►

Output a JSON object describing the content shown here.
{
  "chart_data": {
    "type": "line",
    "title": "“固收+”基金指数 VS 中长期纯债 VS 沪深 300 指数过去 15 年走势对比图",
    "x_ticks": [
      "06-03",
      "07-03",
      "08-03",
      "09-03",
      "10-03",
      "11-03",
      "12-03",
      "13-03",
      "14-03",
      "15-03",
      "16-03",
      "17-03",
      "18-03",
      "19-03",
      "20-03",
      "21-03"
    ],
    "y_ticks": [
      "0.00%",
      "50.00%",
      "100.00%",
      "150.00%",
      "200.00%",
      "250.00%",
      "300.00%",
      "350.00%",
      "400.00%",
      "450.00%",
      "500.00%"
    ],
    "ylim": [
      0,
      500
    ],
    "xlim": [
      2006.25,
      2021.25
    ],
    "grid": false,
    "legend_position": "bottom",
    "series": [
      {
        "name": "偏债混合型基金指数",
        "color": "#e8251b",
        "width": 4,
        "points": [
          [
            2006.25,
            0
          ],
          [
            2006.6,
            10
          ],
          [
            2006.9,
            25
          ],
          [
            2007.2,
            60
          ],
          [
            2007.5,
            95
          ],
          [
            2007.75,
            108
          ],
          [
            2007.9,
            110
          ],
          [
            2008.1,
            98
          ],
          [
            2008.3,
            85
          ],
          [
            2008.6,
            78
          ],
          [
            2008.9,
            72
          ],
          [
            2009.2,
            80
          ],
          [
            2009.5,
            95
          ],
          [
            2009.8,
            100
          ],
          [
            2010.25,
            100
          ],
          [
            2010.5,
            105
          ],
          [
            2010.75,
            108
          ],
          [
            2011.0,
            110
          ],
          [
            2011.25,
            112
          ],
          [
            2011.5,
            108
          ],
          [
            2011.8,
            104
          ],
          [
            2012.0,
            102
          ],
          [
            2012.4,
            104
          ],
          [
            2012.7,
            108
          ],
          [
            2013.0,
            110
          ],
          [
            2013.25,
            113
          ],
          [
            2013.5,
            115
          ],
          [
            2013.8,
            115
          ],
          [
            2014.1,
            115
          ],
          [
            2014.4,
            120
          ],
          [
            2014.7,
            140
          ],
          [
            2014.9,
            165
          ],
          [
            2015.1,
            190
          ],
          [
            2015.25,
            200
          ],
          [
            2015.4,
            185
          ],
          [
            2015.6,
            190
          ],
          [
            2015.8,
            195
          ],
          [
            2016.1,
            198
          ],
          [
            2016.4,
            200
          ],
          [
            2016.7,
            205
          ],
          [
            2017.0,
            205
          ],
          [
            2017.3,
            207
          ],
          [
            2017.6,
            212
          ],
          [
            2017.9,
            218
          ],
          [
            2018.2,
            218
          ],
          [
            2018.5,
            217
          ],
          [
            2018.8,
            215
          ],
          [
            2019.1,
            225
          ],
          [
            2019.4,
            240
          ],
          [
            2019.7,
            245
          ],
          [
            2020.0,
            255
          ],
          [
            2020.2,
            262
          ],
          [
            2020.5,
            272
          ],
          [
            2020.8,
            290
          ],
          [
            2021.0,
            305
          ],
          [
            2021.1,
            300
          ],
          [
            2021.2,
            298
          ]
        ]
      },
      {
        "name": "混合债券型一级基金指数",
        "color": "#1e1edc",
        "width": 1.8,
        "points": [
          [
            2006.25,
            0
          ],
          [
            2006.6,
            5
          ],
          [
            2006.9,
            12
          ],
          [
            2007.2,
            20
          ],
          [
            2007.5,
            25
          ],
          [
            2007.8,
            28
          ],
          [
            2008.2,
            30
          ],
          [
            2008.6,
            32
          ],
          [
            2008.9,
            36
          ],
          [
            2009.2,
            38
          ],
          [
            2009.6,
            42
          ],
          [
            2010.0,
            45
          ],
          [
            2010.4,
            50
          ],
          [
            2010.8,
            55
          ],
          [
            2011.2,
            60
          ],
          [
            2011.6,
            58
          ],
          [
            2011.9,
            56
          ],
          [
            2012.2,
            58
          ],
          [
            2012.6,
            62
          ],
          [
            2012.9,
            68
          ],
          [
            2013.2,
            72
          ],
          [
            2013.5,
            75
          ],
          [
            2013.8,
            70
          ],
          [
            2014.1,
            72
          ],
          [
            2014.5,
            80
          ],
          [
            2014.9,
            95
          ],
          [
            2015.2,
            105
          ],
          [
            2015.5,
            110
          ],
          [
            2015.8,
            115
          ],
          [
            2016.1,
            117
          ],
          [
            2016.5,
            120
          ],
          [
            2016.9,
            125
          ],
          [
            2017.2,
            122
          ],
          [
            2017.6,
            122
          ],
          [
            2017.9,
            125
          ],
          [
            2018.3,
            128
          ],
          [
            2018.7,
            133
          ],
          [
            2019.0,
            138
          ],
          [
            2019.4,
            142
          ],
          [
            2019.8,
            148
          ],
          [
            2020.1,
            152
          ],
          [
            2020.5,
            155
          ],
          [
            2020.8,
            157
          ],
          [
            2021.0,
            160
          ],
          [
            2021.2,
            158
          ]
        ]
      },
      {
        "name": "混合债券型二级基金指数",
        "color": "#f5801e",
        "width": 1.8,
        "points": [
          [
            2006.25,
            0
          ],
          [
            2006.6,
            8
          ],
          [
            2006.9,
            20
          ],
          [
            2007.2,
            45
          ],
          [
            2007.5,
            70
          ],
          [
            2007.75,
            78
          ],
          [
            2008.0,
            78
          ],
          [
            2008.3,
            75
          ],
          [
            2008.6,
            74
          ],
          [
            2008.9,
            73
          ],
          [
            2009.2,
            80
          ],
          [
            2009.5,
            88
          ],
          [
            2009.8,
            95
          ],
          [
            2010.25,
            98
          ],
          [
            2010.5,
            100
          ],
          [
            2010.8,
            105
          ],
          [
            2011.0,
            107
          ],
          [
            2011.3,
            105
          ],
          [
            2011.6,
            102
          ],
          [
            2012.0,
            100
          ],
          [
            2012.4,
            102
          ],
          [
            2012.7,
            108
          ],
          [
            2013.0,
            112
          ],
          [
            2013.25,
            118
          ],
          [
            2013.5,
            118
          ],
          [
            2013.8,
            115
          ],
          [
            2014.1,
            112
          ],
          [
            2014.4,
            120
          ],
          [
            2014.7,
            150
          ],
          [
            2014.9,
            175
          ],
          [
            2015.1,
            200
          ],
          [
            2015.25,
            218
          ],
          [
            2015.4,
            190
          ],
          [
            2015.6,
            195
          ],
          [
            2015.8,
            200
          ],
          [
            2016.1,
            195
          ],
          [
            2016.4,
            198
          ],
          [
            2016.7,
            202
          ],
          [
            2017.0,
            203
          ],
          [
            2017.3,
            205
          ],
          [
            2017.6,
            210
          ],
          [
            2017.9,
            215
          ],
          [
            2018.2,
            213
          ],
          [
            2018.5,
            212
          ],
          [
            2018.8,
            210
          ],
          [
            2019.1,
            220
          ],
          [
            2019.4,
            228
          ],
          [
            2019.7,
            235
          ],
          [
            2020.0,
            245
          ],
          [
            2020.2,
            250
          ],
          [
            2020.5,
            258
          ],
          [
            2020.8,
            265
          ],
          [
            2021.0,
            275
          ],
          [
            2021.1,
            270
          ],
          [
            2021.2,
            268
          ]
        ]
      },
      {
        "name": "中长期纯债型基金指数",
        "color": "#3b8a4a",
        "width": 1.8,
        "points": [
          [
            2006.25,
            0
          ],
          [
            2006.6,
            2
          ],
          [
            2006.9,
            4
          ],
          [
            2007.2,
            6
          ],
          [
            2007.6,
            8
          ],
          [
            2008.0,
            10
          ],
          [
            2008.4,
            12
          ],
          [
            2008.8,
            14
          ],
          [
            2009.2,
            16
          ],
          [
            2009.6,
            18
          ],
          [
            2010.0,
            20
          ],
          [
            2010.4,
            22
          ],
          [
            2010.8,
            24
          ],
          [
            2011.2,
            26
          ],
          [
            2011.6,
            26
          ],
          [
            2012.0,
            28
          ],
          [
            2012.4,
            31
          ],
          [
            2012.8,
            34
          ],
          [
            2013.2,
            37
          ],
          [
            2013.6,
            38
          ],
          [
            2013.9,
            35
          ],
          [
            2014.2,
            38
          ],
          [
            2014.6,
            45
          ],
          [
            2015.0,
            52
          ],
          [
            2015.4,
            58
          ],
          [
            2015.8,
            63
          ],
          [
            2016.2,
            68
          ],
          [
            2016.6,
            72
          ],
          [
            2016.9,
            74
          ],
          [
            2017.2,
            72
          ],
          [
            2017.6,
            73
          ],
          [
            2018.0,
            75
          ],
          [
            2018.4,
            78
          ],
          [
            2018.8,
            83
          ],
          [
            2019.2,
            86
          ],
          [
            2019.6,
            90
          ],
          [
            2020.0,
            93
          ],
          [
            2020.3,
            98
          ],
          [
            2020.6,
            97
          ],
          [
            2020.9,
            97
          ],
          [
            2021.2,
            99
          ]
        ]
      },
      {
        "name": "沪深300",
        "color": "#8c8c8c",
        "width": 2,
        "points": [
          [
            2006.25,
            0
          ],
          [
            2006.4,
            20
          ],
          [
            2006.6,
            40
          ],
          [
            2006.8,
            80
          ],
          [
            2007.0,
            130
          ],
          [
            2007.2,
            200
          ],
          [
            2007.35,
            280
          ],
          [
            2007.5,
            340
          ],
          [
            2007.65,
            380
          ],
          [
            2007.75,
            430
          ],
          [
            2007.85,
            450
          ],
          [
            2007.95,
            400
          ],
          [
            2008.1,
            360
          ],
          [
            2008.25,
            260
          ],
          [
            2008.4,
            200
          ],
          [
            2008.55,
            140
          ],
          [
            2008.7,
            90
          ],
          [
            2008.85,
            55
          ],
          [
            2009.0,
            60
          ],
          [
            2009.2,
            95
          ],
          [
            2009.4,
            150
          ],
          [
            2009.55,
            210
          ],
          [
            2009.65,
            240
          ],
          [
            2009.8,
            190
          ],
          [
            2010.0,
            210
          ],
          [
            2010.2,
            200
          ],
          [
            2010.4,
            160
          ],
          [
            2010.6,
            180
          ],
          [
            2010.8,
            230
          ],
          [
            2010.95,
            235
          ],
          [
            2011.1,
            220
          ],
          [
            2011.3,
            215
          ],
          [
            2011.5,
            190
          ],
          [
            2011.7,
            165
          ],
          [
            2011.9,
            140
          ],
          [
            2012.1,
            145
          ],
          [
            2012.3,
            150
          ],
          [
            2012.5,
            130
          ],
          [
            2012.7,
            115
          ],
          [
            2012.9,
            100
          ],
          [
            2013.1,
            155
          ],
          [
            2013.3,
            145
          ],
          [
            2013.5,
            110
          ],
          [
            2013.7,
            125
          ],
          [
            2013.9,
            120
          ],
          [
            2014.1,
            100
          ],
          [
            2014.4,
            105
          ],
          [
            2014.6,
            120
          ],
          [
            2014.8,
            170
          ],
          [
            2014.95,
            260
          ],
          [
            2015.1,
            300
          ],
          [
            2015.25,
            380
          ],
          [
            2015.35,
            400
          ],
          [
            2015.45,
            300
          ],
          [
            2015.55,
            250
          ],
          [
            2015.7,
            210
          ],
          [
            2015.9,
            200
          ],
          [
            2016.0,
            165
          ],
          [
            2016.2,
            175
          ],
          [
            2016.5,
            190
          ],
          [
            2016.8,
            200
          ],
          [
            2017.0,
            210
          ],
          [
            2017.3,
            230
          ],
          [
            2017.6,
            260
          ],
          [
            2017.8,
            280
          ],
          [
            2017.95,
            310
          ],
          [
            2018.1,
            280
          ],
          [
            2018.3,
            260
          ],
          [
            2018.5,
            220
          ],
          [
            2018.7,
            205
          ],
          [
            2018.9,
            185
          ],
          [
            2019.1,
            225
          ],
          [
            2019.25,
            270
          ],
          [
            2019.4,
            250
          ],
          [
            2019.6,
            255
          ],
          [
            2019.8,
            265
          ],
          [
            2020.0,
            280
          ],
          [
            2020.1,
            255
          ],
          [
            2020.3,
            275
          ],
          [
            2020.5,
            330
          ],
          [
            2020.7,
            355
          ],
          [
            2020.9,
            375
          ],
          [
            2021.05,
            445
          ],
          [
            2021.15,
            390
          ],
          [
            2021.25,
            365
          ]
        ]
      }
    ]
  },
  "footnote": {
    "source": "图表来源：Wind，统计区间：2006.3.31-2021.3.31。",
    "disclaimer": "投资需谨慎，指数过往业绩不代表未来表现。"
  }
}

◄

— Task instructions —
Search the lines above for the string "name", then show every one that has it.

— Task response —
        "name": "偏债混合型基金指数",
        "name": "混合债券型一级基金指数",
        "name": "混合债券型二级基金指数",
        "name": "中长期纯债型基金指数",
        "name": "沪深300",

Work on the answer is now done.